Note how many lines hold the string "irrigation" and give that number without any other words.

------------------------

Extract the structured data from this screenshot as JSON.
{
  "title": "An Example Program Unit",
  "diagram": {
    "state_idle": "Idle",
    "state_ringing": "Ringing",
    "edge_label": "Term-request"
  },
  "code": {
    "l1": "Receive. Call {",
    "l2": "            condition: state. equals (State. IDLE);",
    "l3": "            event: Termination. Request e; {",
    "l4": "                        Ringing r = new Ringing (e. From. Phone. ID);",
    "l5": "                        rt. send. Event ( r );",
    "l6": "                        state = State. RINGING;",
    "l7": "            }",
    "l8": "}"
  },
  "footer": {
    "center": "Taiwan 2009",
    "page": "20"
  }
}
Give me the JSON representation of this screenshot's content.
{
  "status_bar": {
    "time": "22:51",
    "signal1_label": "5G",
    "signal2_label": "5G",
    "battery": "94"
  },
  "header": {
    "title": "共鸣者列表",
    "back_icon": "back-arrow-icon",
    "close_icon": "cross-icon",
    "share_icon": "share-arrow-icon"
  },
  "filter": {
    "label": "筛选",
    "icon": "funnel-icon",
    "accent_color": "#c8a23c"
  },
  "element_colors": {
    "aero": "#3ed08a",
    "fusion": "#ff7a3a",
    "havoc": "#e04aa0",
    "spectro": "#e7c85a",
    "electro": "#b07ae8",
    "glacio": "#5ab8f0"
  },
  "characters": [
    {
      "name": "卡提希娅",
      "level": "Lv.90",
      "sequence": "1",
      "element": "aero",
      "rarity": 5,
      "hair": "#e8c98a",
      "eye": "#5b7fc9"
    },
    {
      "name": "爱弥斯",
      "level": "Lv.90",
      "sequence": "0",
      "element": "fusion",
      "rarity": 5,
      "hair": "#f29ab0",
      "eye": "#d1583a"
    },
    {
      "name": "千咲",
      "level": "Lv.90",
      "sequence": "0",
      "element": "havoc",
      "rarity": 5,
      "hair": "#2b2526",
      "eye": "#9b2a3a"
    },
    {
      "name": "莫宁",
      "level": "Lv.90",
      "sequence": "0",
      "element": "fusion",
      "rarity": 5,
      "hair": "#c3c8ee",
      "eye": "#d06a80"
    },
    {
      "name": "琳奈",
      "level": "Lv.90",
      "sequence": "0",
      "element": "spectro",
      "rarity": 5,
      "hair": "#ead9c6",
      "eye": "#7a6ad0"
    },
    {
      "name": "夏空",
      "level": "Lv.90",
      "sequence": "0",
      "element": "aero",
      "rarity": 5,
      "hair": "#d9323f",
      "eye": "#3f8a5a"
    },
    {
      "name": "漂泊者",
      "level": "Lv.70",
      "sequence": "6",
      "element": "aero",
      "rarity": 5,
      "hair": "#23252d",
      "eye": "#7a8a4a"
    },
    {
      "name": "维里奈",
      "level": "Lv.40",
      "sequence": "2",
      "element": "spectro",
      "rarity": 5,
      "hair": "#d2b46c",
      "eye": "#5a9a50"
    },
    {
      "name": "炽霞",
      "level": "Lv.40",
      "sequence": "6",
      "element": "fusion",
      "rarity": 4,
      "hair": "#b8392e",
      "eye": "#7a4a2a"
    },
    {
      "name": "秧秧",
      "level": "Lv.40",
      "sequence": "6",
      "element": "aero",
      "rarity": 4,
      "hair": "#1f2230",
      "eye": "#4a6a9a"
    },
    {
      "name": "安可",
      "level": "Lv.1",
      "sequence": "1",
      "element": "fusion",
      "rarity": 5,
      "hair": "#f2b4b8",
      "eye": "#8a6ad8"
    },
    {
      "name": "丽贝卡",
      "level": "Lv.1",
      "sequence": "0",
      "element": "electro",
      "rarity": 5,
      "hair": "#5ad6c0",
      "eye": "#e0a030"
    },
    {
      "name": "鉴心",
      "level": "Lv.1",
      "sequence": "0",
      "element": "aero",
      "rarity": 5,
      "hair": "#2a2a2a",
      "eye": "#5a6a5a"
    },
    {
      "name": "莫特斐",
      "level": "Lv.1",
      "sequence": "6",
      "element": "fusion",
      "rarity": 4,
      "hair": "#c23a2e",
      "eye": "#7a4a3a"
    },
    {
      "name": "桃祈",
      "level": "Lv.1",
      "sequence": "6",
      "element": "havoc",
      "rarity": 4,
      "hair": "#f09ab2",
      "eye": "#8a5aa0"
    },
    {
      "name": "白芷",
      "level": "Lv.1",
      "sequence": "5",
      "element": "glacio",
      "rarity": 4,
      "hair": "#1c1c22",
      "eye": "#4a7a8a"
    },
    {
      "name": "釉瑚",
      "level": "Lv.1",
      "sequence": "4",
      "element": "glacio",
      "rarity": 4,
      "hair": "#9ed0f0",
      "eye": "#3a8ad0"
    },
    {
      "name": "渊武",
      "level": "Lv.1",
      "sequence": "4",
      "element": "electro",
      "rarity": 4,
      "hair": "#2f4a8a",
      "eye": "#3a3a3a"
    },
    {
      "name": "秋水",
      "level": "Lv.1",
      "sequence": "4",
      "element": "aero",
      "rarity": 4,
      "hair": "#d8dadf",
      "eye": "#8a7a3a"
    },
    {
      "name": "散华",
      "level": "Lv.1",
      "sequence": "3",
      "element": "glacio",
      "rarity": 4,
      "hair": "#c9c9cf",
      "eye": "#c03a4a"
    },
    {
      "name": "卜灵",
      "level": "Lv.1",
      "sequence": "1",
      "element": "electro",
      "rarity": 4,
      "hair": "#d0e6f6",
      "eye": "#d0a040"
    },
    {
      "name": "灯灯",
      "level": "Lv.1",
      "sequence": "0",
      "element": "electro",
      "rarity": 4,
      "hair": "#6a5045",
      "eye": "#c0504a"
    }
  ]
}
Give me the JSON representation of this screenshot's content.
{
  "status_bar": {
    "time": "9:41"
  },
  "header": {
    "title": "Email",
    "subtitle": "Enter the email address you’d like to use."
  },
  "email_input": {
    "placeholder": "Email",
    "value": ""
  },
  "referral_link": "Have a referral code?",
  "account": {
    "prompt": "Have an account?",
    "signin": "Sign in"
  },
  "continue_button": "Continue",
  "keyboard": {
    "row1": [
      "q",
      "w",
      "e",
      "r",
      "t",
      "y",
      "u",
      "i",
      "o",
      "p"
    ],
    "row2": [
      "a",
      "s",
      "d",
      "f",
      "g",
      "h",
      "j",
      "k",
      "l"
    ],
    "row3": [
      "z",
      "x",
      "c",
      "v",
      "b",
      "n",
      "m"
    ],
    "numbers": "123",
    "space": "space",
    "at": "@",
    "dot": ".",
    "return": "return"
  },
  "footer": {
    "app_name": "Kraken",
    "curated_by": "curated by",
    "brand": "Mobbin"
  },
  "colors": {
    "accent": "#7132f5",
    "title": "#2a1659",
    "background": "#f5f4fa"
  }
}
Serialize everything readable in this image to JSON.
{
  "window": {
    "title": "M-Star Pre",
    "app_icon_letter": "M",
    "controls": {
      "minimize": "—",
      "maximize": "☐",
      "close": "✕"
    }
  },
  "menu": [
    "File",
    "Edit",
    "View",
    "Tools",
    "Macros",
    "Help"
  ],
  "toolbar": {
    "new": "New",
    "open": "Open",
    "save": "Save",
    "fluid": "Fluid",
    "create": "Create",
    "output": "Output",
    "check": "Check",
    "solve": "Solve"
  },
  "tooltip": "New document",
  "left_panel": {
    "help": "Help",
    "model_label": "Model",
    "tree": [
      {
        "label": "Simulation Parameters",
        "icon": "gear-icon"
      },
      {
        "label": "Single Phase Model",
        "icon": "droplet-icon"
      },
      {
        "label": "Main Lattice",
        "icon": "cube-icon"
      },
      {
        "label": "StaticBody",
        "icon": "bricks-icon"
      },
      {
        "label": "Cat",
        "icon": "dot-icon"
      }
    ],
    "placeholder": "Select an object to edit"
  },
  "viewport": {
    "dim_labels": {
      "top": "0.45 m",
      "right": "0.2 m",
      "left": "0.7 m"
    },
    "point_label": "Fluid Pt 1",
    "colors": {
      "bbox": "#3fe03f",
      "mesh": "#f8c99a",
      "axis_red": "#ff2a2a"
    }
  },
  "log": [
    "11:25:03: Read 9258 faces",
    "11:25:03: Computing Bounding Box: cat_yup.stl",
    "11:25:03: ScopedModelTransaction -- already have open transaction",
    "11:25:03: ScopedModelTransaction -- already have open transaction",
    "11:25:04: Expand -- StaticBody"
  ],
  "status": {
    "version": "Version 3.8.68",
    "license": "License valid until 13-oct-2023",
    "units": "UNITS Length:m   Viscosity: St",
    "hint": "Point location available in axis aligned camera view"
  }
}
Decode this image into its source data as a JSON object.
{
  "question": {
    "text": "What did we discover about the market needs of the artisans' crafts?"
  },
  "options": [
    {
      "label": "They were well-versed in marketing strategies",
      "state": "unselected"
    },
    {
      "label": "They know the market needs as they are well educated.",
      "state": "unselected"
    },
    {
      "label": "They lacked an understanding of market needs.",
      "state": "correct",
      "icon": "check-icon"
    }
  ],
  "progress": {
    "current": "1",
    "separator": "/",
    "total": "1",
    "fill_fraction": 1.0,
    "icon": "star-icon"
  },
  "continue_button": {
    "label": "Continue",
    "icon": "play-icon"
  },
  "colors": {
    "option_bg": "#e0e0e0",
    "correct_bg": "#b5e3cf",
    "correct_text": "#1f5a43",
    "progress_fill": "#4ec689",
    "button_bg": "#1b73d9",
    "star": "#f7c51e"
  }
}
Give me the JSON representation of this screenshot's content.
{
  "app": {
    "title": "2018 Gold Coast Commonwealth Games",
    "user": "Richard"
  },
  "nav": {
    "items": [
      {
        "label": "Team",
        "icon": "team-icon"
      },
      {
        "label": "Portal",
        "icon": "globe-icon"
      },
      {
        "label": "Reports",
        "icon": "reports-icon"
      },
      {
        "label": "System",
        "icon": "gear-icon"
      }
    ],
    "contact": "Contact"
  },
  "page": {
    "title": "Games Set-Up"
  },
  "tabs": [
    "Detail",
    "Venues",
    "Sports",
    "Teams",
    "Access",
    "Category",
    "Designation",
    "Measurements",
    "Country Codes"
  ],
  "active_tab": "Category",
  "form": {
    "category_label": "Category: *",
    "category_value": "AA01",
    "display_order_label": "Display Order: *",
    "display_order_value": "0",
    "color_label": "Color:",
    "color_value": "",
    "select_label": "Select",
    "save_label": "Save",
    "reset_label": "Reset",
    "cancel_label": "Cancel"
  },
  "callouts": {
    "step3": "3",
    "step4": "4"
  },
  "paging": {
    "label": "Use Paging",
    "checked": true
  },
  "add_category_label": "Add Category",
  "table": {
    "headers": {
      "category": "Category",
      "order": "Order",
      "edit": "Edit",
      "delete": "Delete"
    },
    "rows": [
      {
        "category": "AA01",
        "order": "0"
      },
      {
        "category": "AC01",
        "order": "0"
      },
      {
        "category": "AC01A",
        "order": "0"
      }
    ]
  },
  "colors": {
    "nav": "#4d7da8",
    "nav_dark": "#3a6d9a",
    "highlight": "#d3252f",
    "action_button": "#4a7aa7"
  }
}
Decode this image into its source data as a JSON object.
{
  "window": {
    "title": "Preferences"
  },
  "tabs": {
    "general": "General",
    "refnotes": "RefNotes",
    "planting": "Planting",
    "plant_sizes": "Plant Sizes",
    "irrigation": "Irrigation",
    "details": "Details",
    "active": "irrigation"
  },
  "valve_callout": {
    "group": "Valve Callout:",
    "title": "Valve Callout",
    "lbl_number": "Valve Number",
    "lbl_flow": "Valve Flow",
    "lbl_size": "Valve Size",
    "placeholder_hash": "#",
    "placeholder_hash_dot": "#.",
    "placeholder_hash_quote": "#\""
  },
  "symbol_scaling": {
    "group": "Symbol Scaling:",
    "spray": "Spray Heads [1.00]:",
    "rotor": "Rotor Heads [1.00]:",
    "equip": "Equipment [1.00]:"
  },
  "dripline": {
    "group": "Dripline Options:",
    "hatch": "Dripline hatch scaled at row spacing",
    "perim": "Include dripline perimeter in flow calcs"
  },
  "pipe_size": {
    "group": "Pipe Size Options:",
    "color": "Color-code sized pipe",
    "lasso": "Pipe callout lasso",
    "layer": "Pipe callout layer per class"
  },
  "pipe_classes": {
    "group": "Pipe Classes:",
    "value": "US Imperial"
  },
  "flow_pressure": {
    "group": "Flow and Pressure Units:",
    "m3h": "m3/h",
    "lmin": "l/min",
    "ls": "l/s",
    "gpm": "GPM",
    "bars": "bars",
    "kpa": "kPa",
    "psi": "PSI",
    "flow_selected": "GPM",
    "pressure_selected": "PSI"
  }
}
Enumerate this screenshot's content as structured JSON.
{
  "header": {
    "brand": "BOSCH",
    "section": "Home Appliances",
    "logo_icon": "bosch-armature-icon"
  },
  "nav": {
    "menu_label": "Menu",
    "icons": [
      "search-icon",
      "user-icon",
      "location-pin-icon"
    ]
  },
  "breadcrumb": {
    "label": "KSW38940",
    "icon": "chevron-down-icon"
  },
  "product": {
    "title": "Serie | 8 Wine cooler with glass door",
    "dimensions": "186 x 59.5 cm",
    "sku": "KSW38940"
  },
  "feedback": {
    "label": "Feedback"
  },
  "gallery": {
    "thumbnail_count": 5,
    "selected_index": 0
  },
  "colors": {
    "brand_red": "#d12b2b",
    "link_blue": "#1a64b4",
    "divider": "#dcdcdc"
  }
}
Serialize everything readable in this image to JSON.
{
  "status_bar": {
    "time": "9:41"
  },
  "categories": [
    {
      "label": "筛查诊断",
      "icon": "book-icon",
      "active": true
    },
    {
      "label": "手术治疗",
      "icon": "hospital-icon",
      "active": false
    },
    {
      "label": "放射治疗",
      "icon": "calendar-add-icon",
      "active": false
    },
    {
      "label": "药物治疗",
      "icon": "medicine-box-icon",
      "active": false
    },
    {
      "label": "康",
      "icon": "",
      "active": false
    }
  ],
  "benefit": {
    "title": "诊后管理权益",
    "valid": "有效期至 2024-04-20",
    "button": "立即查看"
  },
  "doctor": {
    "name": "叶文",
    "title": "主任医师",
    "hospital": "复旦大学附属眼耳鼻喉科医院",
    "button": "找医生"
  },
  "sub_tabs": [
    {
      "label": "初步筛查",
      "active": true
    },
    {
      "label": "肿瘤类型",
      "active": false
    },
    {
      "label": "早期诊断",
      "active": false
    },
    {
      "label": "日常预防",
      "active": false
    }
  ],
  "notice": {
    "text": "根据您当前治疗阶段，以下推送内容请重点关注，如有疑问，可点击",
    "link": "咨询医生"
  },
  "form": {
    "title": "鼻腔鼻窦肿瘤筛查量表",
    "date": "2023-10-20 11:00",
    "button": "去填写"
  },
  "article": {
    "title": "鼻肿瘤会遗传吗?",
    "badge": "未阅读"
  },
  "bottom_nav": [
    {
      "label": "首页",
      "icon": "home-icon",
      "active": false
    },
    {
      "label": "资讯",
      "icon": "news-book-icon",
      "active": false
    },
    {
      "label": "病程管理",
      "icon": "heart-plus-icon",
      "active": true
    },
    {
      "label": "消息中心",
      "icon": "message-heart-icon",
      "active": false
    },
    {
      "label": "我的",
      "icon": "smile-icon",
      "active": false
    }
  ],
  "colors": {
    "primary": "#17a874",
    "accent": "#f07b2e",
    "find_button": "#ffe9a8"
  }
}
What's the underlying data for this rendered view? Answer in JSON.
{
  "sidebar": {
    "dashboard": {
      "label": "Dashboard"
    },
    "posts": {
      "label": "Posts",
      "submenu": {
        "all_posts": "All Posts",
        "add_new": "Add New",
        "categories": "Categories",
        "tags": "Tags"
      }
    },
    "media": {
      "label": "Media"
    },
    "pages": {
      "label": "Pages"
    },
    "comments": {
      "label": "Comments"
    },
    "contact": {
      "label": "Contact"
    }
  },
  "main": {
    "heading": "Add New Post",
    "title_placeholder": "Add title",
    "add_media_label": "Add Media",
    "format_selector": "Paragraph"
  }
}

------------------------

OUTPUT BELOW: 2